** begin **

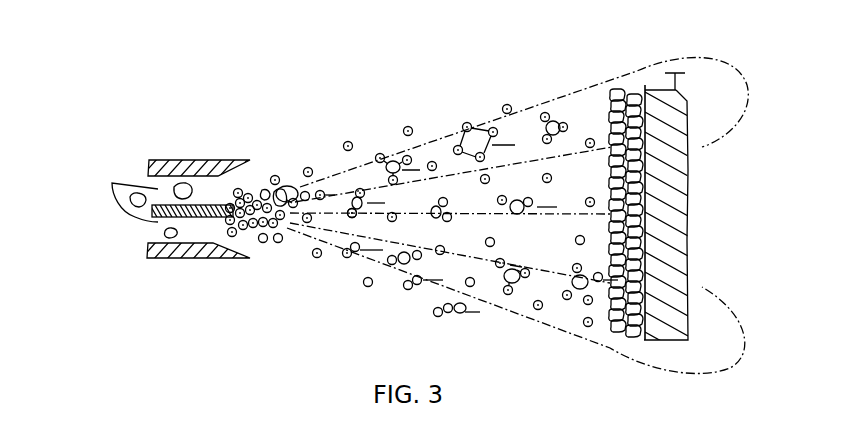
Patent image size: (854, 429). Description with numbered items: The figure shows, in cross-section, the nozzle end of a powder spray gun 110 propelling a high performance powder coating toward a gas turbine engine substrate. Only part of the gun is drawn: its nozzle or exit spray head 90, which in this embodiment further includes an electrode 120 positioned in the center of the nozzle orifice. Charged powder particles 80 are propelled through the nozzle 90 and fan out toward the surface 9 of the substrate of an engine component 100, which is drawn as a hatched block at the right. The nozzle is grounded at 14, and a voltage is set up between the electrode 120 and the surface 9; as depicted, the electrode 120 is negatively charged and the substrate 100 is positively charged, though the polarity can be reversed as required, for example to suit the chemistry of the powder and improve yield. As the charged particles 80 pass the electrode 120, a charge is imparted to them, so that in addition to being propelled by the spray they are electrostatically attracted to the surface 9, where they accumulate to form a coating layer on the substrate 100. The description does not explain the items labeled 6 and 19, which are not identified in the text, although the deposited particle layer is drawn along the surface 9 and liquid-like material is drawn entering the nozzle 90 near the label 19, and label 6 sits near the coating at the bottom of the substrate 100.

The deposited particle layer 6 is at (637, 330).
The surface 9 is at (645, 88).
The ground 14 is at (687, 67).
The liquid sample 19 is at (129, 206).
The charged powder particles 80 is at (504, 107).
The nozzle 90 is at (196, 158).
The engine component 100 is at (690, 252).
The powder spray gun 110 is at (137, 121).
The electrode 120 is at (197, 220).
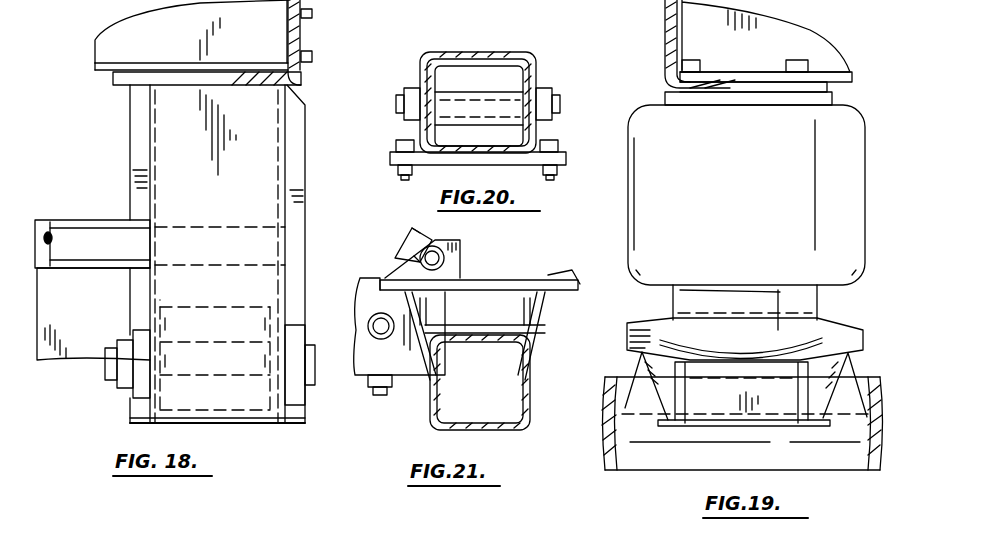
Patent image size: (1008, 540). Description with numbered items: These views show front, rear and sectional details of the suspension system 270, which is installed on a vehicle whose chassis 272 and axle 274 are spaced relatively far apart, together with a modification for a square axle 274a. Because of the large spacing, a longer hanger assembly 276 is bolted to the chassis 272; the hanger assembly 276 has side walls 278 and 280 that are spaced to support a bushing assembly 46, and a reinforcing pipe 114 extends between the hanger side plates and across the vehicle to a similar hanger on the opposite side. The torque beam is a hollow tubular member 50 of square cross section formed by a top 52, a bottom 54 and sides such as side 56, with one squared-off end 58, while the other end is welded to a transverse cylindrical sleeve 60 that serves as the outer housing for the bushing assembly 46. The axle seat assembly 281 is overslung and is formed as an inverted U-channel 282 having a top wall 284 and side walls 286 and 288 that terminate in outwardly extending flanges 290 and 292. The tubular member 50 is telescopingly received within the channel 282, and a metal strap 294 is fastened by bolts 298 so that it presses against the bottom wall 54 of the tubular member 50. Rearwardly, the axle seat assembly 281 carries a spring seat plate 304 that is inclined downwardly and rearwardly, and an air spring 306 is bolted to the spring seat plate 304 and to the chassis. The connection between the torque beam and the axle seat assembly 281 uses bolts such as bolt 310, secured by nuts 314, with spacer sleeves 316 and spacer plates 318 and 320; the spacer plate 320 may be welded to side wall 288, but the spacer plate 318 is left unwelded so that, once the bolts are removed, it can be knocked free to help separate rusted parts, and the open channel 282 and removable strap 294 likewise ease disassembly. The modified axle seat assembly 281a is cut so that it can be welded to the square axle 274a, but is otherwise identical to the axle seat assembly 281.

In FIG. 18, the bushing assembly 46 is at (176, 398).
In FIG. 20, the hollow tubular member 50 is at (428, 58).
In FIG. 20, the top 52 is at (510, 56).
In FIG. 20, the bottom 54 is at (438, 162).
In FIG. 20, the side 56 is at (420, 80).
In FIG. 20, the end 58 is at (536, 78).
In FIG. 18, the transverse cylindrical sleeve 60 is at (260, 425).
In FIG. 18, the reinforcing pipe 114 is at (72, 236).
In FIG. 20, the suspension system 270 is at (596, 0).
In FIG. 18, the chassis 272 is at (300, 33).
In FIG. 19, the chassis 272 is at (664, 70).
In FIG. 20, the axle 274 is at (560, 0).
In FIG. 19, the axle 274 is at (842, 460).
In FIG. 21, the square axle 274a is at (432, 428).
In FIG. 18, the hanger assembly 276 is at (145, 136).
In FIG. 18, the side wall 278 is at (286, 170).
In FIG. 18, the side wall 280 is at (140, 158).
In FIG. 19, the axle seat assembly 281 is at (853, 358).
In FIG. 21, the modified axle seat assembly 281a is at (514, 272).
In FIG. 20, the inverted U-channel 282 is at (528, 62).
In FIG. 20, the top wall 284 is at (480, 55).
In FIG. 20, the side wall 286 is at (420, 72).
In FIG. 20, the side wall 288 is at (545, 88).
In FIG. 20, the flange 290 is at (386, 150).
In FIG. 20, the flange 292 is at (568, 150).
In FIG. 20, the metal strap 294 is at (482, 162).
In FIG. 20, the bolts 298 is at (404, 180).
In FIG. 19, the spring seat plate 304 is at (838, 328).
In FIG. 19, the air spring 306 is at (867, 140).
In FIG. 20, the bolt 310 is at (552, 102).
In FIG. 20, the nuts 314 is at (404, 98).
In FIG. 20, the spacer sleeves 316 is at (465, 128).
In FIG. 20, the spacer plate 318 is at (418, 127).
In FIG. 20, the spacer plate 320 is at (540, 126).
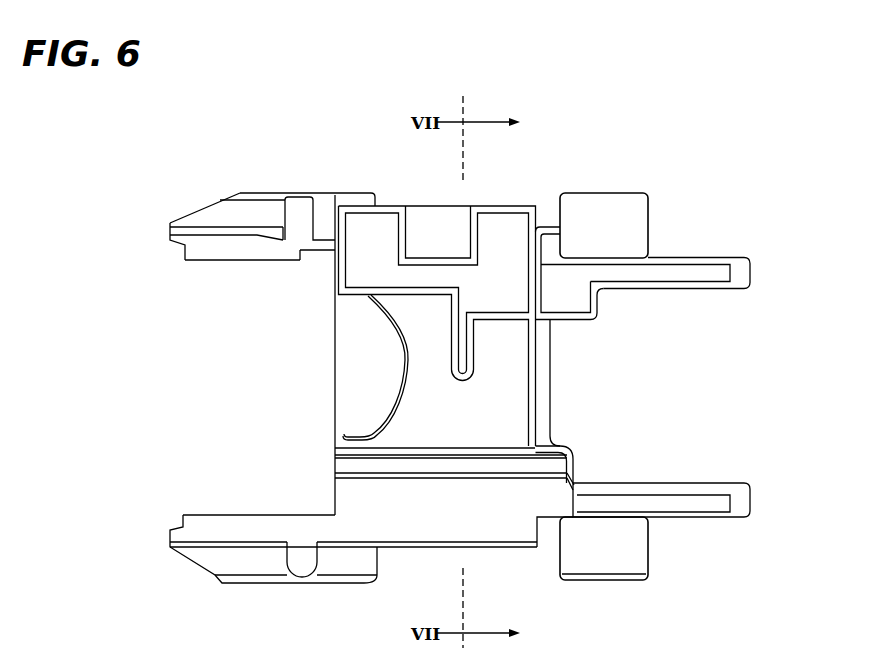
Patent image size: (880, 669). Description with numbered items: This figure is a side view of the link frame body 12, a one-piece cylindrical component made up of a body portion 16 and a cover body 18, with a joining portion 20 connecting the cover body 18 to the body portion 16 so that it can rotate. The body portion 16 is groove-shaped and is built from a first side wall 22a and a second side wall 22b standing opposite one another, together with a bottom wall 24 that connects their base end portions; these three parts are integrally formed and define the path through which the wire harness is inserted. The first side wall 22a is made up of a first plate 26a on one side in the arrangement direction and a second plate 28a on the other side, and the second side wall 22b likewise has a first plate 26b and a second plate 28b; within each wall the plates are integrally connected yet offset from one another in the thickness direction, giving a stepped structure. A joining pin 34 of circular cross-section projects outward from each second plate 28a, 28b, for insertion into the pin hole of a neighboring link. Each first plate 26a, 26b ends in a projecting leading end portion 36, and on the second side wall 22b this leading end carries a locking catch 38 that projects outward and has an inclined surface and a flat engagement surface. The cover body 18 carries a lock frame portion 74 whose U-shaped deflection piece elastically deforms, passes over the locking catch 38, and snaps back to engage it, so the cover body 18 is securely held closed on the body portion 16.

The link frame body 12 is at (533, 143).
The body portion 16 is at (705, 218).
The cover body 18 is at (427, 415).
The joining portion 20 is at (350, 467).
The first side wall 22a is at (497, 520).
The second side wall 22b is at (332, 250).
The bottom wall 24 is at (355, 340).
The first plate 26a is at (237, 545).
The first plate 26b is at (233, 215).
The second plate 28a is at (663, 505).
The second plate 28b is at (664, 272).
The joining pin 34 is at (612, 218).
The projecting leading end portion 36 is at (560, 280).
The locking catch 38 is at (432, 233).
The lock frame portion 74 is at (514, 197).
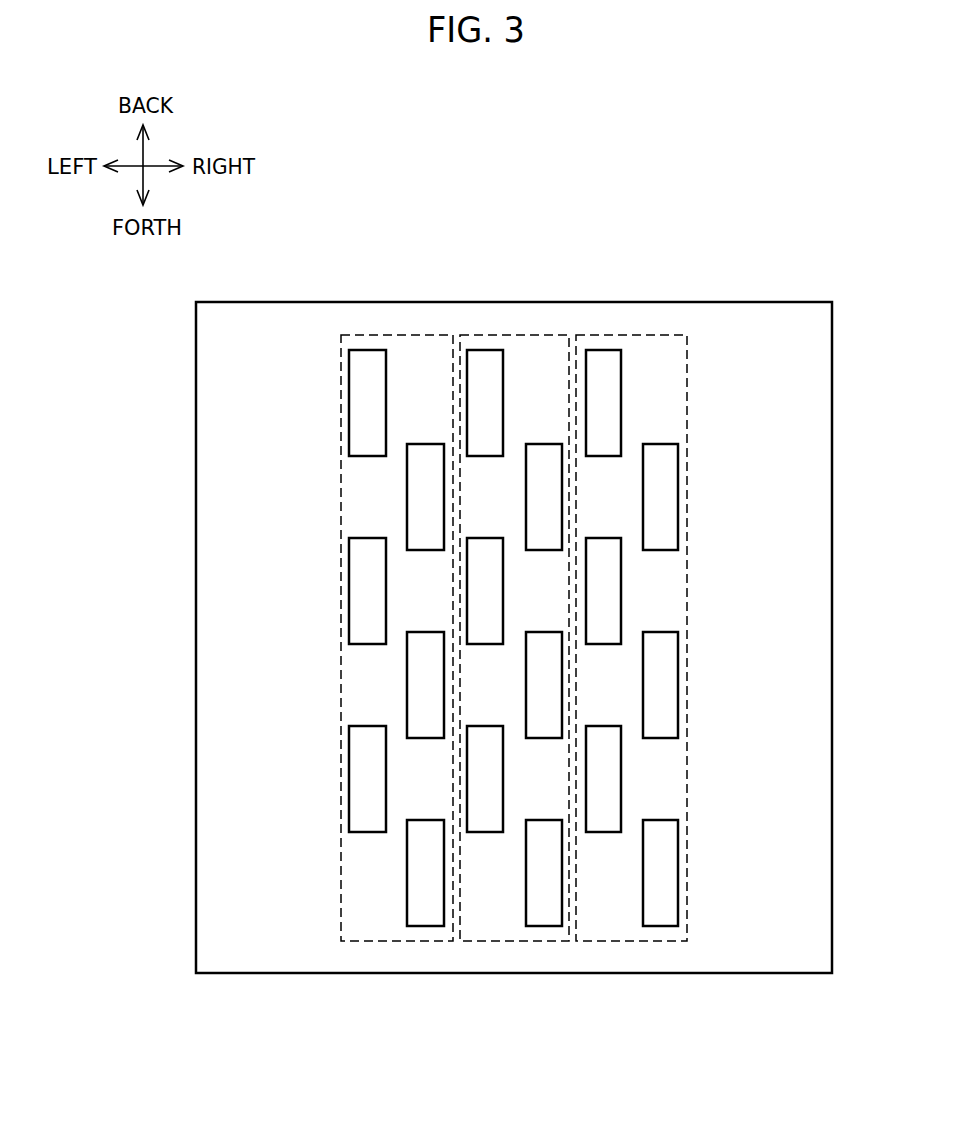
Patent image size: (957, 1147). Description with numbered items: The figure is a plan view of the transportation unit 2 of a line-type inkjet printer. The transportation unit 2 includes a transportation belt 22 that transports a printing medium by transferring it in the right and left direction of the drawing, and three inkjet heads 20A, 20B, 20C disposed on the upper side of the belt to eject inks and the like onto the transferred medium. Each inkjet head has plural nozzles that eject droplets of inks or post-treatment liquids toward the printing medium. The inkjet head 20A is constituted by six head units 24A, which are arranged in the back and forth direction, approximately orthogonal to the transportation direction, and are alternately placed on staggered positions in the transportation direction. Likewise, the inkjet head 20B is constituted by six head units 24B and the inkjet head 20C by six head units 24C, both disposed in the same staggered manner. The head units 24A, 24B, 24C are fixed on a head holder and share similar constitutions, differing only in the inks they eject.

The transportation unit 2 is at (773, 298).
The transportation belt 22 is at (269, 323).
The inkjet head 20A is at (395, 333).
The inkjet head 20B is at (512, 333).
The inkjet head 20C is at (630, 333).
The head units 24A is at (349, 402).
The head units 24B is at (487, 457).
The head units 24C is at (621, 398).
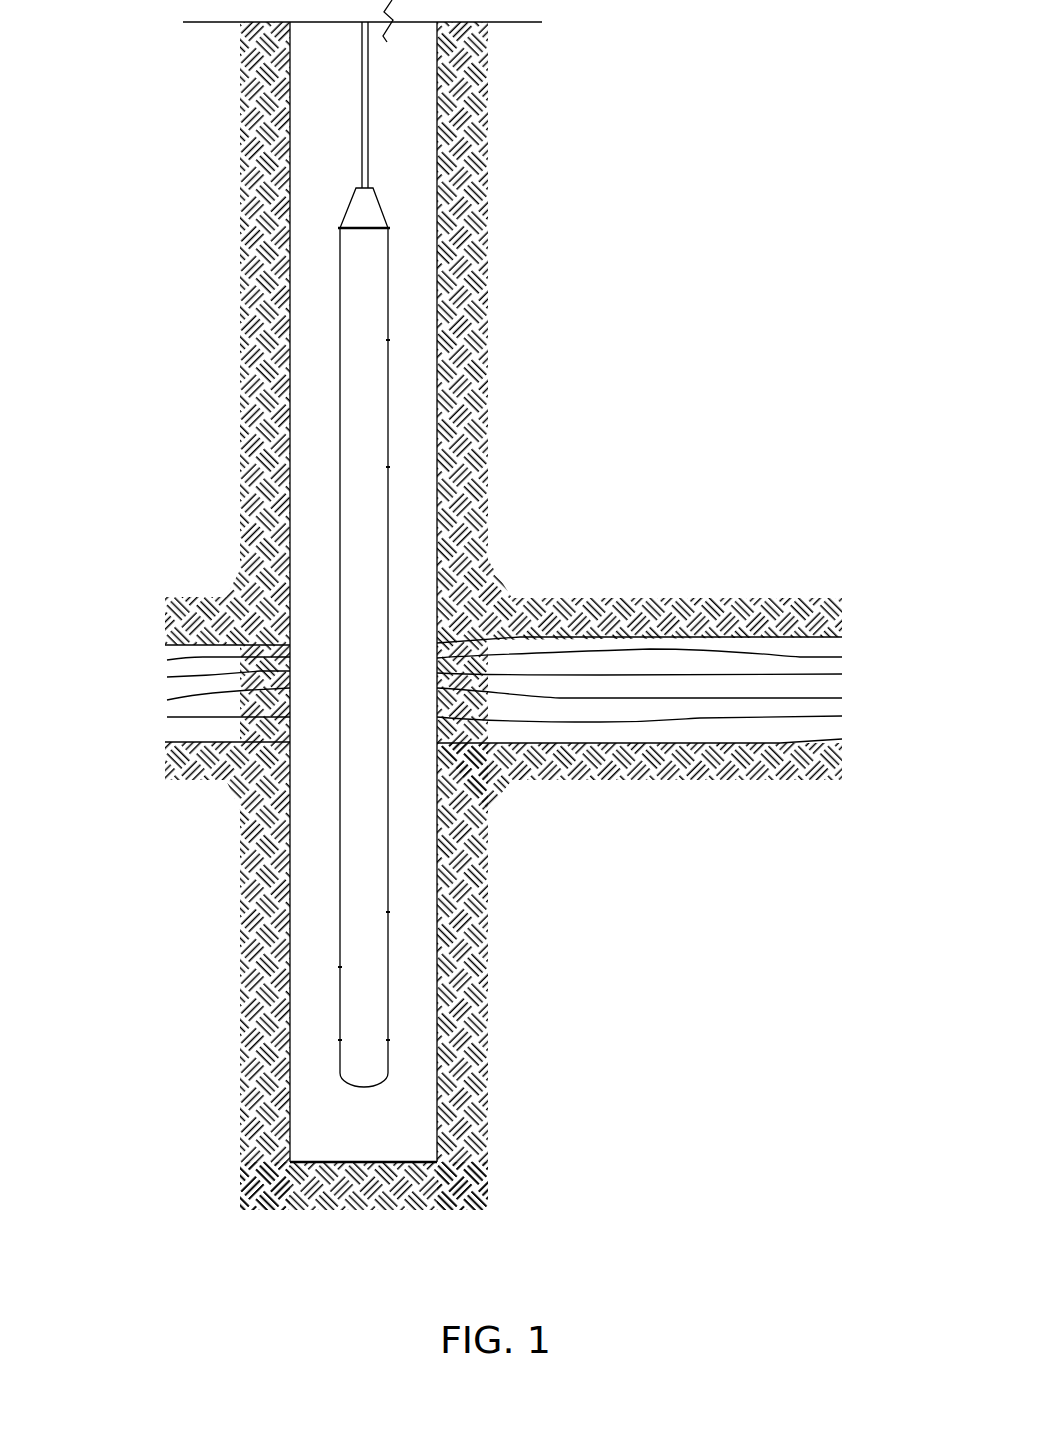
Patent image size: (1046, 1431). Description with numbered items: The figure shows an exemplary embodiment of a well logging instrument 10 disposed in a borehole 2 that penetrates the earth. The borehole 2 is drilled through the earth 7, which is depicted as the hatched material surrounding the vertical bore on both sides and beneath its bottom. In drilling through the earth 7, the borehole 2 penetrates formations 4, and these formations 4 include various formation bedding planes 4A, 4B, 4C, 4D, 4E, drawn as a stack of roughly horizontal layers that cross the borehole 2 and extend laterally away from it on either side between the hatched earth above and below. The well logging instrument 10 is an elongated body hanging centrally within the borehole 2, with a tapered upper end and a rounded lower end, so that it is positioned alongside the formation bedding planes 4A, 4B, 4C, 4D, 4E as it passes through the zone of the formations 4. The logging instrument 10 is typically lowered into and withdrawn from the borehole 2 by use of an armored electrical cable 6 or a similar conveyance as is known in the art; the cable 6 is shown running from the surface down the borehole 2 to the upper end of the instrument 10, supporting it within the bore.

The borehole 2 is at (417, 98).
The formations 4 is at (160, 693).
The formation bedding plane 4A is at (835, 643).
The formation bedding plane 4B is at (845, 660).
The formation bedding plane 4C is at (838, 682).
The formation bedding plane 4D is at (835, 703).
The formation bedding plane 4E is at (835, 727).
The armored electrical cable 6 is at (362, 108).
The earth 7 is at (467, 988).
The well logging instrument 10 is at (402, 311).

** end **

== Stated task ==
Please repeat the rows above exactly, taking the part that opens with the line containing "Patent image size: (957, 1147)." and closes with the line containing "The head units 24C is at (621, 398).".

== Exercise solution ==
Patent image size: (957, 1147). Description with numbered items: The figure is a plan view of the transportation unit 2 of a line-type inkjet printer. The transportation unit 2 includes a transportation belt 22 that transports a printing medium by transferring it in the right and left direction of the drawing, and three inkjet heads 20A, 20B, 20C disposed on the upper side of the belt to eject inks and the like onto the transferred medium. Each inkjet head has plural nozzles that eject droplets of inks or post-treatment liquids toward the printing medium. The inkjet head 20A is constituted by six head units 24A, which are arranged in the back and forth direction, approximately orthogonal to the transportation direction, and are alternately placed on staggered positions in the transportation direction. Likewise, the inkjet head 20B is constituted by six head units 24B and the inkjet head 20C by six head units 24C, both disposed in the same staggered manner. The head units 24A, 24B, 24C are fixed on a head holder and share similar constitutions, differing only in the inks they eject.

The transportation unit 2 is at (773, 298).
The transportation belt 22 is at (269, 323).
The inkjet head 20A is at (395, 333).
The inkjet head 20B is at (512, 333).
The inkjet head 20C is at (630, 333).
The head units 24A is at (349, 402).
The head units 24B is at (487, 457).
The head units 24C is at (621, 398).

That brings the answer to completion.